Excerpted text ::
━━━━━━━━━━

Hrangkhawl — a former militant leader and now a legislator — had raised the hackles of the ruling Left Front government as well as other parties by questioning Tripura’s merger with the Indian Union on October 15, 1949 and calling insurgency in the state a “struggle for self-determination”. He had addressed the international convention of the Working Group of Indigenous Population in the Swiss city on July 22-26.
A sub-inspector of police last night registered a suo moto case in the West Agartala station under Section 157 of the IPC. Indicating that charges of sedition might be brought in against Hrangkhawl, the sources said provisions of 120(b), 153(a) and 153(b) of the IPC would also be invoked against the INPT president.
The ruling Left Front government had warned that appropriate action would be taken against the former rebel leader for his anti-national utterances in Geneva. The government, however, stopped short of clamping the National Security Act, which would have resulted in Hrangkhawl’s immediate arrest and cause a law and order flare-up.
PCC president Birajit Sinha described the case against Hrangkhawl as “politically-motivated by the Left Front”. The Opposition Congress is an ally of the INPT.
Hrangkhawl, who was first arrested in the aftermath of the June 1980 riots, was released at the behest of the then Left Front chief minister Nripen Chakraborty.

━━━━━━━━━━

Information ::

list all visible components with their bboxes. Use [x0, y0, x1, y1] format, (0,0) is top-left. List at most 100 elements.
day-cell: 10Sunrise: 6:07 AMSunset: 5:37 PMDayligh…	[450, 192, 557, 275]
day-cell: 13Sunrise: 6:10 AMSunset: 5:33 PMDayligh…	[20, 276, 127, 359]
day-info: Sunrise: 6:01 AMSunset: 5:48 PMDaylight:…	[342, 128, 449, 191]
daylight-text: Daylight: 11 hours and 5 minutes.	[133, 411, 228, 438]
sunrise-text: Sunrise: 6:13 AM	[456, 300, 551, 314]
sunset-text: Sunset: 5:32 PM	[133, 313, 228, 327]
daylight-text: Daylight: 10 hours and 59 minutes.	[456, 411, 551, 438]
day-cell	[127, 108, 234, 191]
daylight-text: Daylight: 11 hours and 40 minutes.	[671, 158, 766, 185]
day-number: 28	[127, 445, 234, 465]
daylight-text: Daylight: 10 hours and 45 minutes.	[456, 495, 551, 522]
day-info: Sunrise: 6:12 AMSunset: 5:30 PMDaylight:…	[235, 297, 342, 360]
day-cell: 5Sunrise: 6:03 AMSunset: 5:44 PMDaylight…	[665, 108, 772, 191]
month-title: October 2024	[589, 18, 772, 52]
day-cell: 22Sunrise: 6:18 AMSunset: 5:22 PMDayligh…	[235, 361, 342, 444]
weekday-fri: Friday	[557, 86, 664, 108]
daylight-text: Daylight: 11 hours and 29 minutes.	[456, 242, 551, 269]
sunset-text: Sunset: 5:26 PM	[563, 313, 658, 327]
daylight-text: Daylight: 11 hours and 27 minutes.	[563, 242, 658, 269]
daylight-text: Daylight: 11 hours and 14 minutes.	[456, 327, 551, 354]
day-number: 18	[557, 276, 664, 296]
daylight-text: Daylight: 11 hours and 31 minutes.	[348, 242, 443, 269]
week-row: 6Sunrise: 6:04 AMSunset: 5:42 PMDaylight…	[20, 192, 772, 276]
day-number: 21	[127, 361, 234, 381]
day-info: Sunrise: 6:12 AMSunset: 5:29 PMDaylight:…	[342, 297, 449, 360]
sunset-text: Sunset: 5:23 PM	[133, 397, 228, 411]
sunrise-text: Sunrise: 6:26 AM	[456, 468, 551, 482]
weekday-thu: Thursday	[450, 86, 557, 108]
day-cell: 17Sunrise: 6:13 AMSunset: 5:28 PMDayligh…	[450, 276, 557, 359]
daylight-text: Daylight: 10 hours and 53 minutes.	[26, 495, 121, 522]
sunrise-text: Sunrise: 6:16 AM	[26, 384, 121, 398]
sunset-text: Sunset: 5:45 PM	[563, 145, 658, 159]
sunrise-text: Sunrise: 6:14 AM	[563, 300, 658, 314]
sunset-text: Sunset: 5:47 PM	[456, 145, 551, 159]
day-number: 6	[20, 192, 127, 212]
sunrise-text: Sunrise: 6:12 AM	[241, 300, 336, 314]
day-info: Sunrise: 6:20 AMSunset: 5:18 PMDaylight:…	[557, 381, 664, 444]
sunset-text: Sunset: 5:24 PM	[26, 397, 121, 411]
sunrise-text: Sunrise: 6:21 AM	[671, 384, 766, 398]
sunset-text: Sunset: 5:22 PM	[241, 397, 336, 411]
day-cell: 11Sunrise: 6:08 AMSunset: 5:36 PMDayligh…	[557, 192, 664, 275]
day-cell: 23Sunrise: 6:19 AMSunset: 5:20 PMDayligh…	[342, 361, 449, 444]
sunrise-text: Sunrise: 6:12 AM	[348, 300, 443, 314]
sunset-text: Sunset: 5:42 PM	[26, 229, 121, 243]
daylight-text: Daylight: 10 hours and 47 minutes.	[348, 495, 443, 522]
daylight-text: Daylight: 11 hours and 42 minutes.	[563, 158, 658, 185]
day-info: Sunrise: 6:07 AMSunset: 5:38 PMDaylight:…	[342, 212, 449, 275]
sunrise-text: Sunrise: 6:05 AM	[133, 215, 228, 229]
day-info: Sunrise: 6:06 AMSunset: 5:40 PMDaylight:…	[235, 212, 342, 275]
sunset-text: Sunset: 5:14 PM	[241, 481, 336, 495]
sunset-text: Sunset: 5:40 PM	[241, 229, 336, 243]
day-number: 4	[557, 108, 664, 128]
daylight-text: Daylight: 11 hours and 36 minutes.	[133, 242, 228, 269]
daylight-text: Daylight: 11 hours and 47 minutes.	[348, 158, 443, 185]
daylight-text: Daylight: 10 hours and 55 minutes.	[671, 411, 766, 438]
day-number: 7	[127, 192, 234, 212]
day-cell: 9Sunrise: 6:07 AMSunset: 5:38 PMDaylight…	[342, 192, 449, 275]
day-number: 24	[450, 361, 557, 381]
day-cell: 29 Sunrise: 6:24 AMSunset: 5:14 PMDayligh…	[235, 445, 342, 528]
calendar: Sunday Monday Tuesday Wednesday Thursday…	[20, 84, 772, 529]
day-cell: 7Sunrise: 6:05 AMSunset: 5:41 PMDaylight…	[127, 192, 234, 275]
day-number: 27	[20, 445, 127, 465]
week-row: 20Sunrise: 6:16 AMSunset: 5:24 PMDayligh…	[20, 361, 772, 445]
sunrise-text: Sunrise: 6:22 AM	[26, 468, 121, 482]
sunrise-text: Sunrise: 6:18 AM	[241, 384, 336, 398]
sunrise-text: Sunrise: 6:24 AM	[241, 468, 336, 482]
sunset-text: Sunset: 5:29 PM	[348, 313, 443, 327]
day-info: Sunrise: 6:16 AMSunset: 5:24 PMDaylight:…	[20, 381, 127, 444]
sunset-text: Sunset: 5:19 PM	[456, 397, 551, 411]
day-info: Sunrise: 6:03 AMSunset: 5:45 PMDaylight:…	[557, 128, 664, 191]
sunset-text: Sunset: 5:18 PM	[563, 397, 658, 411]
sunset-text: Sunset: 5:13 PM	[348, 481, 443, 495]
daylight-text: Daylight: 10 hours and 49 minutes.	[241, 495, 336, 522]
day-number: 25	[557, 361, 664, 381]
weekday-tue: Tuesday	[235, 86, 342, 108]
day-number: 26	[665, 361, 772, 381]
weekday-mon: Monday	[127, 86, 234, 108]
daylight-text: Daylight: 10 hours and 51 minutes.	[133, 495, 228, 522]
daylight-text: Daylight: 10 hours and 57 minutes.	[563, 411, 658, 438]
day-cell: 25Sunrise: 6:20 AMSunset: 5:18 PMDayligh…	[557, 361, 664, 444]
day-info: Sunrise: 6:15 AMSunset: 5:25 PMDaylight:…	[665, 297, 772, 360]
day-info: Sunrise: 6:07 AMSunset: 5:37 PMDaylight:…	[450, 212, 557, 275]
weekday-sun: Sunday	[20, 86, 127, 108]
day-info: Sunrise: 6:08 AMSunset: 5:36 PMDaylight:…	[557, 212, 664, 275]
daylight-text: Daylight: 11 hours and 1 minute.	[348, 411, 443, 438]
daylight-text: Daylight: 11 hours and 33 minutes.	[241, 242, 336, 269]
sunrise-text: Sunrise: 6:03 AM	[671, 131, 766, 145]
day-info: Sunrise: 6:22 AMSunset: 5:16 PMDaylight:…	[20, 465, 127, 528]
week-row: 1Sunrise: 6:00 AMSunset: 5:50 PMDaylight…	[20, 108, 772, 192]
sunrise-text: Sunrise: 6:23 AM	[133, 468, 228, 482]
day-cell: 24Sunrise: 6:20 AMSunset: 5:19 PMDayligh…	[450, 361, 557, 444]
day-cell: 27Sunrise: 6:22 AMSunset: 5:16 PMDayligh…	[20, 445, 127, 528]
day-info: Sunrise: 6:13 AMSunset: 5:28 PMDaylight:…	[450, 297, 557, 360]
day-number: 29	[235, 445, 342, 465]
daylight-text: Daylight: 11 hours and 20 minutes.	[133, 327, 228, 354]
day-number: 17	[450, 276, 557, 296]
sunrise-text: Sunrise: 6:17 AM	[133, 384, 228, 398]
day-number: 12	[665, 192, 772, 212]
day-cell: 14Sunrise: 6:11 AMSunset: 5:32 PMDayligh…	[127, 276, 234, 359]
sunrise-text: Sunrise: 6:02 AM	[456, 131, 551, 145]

━━━━━━━━━━

Task requirements ::
1. Answer these questions from the excerpt about Hrangkhawl, one line each:
(a) In which police station was the suo moto case registered, and under which IPC section?
(b) Which act did the government stop short of clamping on Hrangkhawl?
(c) Who called the case against Hrangkhawl "politically-motivated by the Left Front"?
2. Summarize the excerpt about Hrangkhawl in two sentences.

Responses per task ::
1.
(a) The West Agartala station, under Section 157 of the IPC.
(b) The National Security Act.
(c) PCC president Birajit Sinha.

2. Hrangkhawl, a former militant leader and now a legislator, angered the ruling Left Front government and other parties when he questioned Tripura's 1949 merger with the Indian Union and called insurgency in the state a "struggle for self-determination" at an international convention in Geneva. A sub-inspector registered a suo moto case against him, though the government stopped short of clamping the National Security Act, and the Congress, an ally of his party the INPT, called the case politically motivated.